━━ SUPPLIED DATA

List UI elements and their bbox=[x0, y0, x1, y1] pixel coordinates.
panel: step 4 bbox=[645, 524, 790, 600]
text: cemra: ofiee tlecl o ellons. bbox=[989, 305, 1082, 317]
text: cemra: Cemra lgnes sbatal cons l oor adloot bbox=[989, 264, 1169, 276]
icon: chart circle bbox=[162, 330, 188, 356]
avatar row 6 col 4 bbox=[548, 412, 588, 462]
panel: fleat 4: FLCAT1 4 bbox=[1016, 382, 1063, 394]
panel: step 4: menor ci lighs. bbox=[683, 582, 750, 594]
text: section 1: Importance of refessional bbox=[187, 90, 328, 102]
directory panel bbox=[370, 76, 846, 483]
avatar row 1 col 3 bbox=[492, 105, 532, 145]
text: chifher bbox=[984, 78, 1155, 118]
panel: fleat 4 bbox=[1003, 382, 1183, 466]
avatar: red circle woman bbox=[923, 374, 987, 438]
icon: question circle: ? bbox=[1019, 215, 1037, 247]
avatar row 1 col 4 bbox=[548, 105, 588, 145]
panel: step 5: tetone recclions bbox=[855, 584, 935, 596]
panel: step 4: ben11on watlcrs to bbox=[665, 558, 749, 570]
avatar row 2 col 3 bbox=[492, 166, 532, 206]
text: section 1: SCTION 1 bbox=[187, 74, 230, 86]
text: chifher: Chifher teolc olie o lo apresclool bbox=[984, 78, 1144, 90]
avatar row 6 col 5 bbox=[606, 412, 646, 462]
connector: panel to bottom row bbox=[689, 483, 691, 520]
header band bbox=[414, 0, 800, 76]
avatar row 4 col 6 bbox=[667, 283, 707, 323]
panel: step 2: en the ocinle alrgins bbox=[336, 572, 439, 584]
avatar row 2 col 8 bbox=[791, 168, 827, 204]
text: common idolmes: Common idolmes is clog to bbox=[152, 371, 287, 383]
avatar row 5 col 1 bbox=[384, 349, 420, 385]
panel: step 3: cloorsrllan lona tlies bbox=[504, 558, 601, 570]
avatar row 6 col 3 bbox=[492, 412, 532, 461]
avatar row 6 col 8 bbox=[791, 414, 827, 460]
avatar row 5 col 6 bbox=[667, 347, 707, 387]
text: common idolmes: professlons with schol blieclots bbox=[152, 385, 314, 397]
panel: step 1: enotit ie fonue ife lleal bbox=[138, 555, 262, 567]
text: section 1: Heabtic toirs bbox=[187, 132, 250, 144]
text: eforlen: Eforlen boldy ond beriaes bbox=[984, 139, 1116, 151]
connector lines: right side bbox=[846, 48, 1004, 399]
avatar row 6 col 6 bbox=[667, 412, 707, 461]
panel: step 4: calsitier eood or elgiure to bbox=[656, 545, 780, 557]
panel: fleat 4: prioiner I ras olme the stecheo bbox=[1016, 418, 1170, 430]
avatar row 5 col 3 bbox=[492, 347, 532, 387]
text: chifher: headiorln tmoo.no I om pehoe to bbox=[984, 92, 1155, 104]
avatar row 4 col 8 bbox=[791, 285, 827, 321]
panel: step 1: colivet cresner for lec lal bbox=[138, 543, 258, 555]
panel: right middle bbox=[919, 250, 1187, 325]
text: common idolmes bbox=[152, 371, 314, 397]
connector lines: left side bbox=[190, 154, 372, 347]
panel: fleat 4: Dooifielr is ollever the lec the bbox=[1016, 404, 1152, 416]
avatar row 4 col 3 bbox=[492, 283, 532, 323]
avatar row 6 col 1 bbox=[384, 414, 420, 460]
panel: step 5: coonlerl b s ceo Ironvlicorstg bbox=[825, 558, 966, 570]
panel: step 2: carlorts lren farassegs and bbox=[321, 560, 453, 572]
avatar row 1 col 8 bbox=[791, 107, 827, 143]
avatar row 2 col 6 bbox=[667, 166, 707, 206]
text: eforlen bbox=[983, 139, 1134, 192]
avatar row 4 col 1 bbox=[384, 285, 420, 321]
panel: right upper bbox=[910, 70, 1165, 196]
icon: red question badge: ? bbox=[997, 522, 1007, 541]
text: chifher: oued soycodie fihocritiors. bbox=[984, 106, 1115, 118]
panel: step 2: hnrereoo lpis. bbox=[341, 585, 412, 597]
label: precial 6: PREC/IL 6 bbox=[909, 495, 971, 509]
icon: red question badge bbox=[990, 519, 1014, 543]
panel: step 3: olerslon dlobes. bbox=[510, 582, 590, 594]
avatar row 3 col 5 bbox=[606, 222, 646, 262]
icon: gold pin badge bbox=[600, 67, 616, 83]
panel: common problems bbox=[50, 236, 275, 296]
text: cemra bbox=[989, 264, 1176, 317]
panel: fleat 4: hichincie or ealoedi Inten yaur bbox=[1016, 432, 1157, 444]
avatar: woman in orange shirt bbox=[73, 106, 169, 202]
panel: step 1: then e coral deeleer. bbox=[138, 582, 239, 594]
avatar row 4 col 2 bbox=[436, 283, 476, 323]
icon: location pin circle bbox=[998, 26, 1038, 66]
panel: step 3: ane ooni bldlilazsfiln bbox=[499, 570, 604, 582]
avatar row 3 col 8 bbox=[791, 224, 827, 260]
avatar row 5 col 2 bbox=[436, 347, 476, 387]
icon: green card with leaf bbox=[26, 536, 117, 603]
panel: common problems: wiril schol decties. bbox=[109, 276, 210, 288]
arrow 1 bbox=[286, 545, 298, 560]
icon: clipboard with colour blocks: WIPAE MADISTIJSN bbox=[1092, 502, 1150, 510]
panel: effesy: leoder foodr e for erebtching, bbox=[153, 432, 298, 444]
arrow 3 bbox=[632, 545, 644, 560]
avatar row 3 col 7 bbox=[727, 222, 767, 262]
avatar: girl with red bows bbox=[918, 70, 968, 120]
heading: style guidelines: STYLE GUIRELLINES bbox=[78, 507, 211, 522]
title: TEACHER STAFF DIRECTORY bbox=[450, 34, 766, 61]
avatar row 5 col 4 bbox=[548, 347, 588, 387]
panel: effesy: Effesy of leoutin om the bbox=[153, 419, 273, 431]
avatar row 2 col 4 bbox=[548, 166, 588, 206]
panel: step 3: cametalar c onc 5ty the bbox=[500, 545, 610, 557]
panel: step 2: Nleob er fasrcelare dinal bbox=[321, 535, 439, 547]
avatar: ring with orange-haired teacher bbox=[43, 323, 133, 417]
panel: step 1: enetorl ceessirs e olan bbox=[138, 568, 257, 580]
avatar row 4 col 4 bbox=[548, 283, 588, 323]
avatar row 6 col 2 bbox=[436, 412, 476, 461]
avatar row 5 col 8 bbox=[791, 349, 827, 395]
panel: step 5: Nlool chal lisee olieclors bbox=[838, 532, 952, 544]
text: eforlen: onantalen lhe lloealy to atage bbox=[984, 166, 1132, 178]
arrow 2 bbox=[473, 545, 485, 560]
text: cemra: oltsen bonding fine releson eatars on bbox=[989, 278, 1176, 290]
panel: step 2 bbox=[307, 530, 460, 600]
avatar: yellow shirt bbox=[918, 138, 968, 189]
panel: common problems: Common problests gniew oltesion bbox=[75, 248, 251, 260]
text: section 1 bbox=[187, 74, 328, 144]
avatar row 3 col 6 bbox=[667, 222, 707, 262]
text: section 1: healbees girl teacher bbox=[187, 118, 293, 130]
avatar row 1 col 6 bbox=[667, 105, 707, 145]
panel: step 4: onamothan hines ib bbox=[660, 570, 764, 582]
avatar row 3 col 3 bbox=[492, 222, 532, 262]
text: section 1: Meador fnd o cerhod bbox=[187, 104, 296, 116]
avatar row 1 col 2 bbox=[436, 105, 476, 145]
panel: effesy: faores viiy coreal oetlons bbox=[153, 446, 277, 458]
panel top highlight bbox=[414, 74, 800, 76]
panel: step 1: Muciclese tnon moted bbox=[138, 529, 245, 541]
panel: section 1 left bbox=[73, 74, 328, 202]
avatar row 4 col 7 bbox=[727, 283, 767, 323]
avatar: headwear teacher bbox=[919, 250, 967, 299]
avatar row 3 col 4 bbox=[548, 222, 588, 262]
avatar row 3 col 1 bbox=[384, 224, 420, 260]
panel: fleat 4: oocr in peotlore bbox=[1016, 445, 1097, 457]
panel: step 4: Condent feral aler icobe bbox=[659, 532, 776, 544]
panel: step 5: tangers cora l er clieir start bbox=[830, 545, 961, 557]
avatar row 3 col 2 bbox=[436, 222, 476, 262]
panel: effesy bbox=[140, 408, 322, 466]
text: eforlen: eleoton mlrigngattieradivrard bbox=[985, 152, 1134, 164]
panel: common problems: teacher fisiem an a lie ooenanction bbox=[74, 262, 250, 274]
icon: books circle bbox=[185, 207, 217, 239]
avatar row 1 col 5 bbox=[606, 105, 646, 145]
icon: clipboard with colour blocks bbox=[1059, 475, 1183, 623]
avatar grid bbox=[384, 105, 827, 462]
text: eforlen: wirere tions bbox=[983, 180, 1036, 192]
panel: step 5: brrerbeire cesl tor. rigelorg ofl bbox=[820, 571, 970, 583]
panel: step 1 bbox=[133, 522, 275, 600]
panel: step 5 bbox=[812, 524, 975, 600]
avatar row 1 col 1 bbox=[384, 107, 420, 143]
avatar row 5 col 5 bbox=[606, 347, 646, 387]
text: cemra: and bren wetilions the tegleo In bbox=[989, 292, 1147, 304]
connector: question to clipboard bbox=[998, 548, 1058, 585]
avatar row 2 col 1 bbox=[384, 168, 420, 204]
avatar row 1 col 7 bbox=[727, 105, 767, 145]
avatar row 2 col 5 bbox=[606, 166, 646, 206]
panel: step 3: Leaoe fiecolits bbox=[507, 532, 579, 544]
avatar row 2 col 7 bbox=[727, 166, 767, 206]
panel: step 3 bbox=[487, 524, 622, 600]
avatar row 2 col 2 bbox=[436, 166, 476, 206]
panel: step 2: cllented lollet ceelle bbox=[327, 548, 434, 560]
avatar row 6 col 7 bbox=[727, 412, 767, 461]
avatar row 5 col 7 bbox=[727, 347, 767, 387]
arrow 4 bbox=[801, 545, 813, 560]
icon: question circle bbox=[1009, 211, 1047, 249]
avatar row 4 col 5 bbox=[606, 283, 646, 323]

━━━━

** PROBLEM DESCRIPTION **
Copy out the records word for word, from the first line of the records up to and including the line that contains "text: cemra: Cemra".

** EXERCISE RESULT **
List UI elements and their bbox=[x0, y0, x1, y1] pixel coordinates.
panel: step 4 bbox=[645, 524, 790, 600]
text: cemra: ofiee tlecl o ellons. bbox=[989, 305, 1082, 317]
text: cemra: Cemra lgnes sbatal cons l oor adloot bbox=[989, 264, 1169, 276]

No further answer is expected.